═════ RECORDS SHOWN ═════

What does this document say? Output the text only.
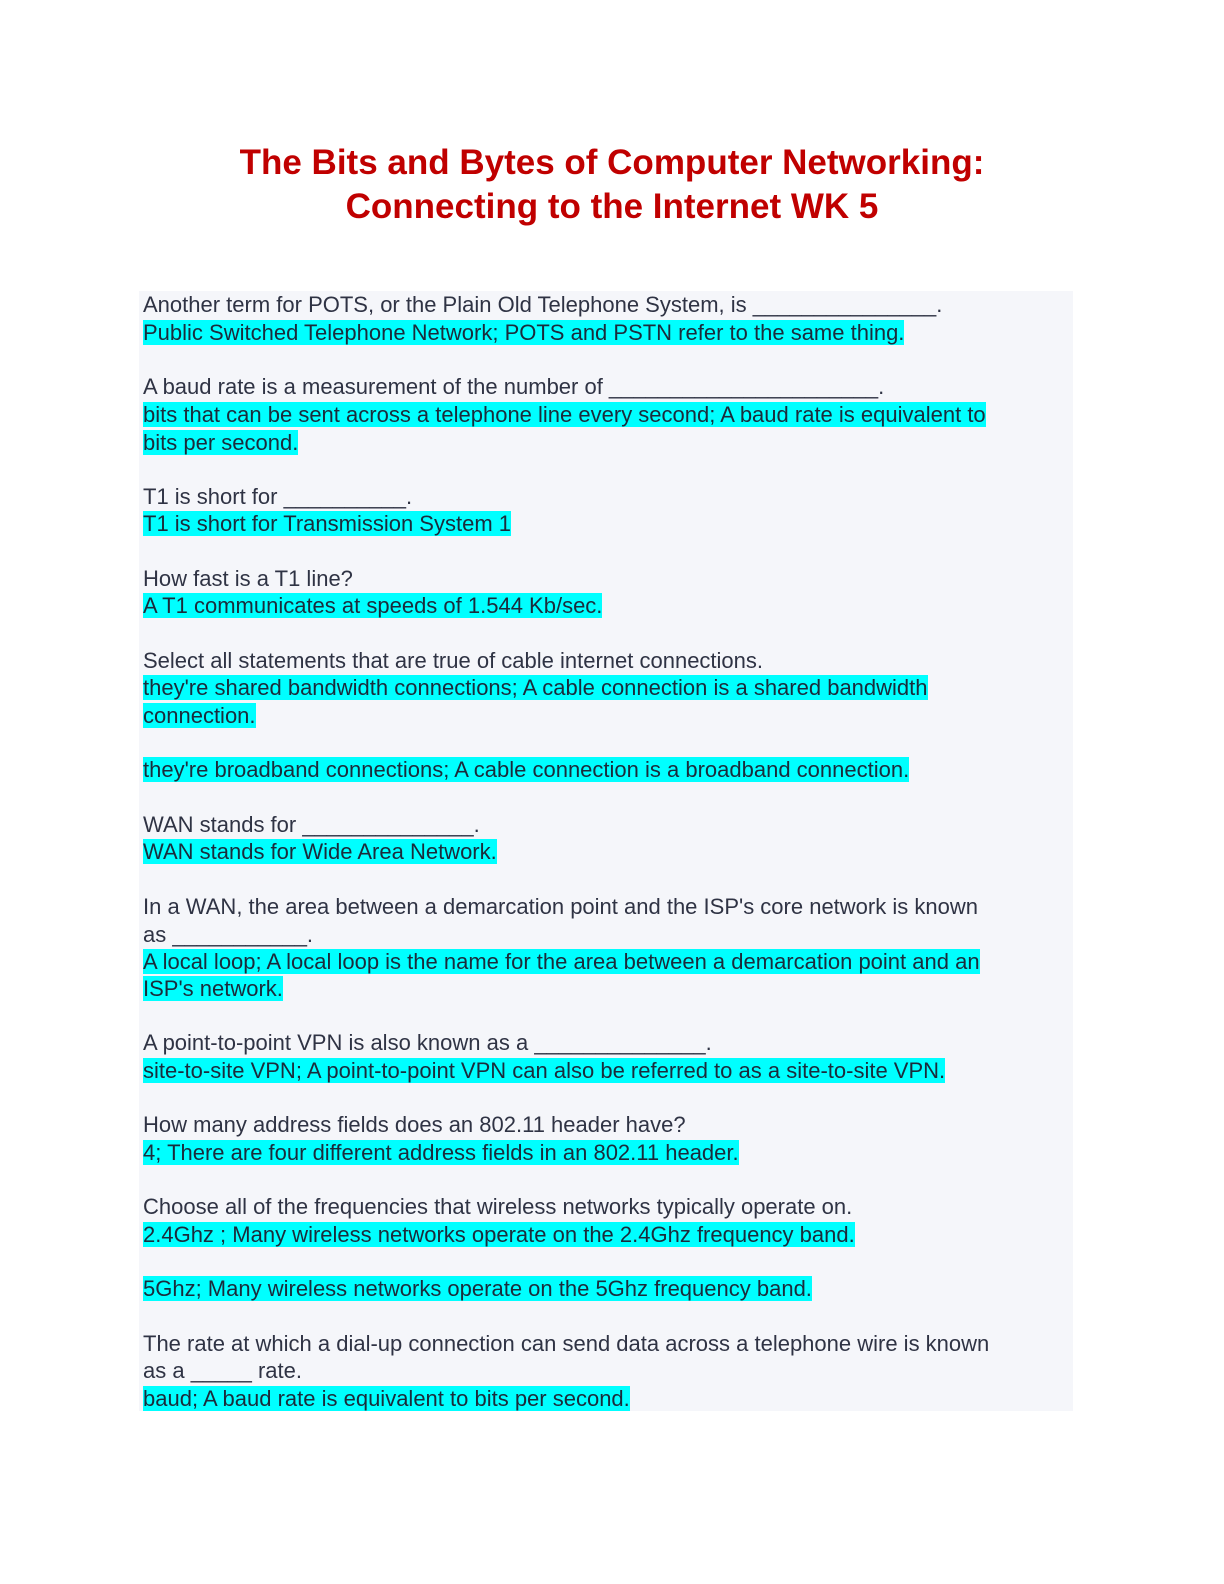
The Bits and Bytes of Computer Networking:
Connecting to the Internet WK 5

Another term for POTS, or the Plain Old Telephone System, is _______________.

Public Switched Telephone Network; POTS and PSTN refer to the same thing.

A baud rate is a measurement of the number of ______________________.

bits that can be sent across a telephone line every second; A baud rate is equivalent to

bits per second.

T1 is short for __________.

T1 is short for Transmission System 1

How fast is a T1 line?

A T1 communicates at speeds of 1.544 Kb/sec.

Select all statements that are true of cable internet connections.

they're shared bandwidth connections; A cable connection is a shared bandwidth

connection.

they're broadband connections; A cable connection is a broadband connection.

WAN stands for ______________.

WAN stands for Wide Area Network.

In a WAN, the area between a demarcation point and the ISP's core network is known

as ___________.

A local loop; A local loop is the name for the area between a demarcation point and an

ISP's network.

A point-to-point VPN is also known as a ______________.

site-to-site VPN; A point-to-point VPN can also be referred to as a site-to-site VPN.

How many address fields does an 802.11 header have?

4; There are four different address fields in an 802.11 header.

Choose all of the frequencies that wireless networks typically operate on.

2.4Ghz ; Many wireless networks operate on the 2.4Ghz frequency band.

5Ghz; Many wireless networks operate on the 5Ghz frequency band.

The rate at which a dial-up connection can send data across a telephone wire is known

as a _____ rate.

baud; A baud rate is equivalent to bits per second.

═════

Gather all the lines that include the word "POTS" and copy them out.

Another term for POTS, or the Plain Old Telephone System, is _______________.
Public Switched Telephone Network; POTS and PSTN refer to the same thing.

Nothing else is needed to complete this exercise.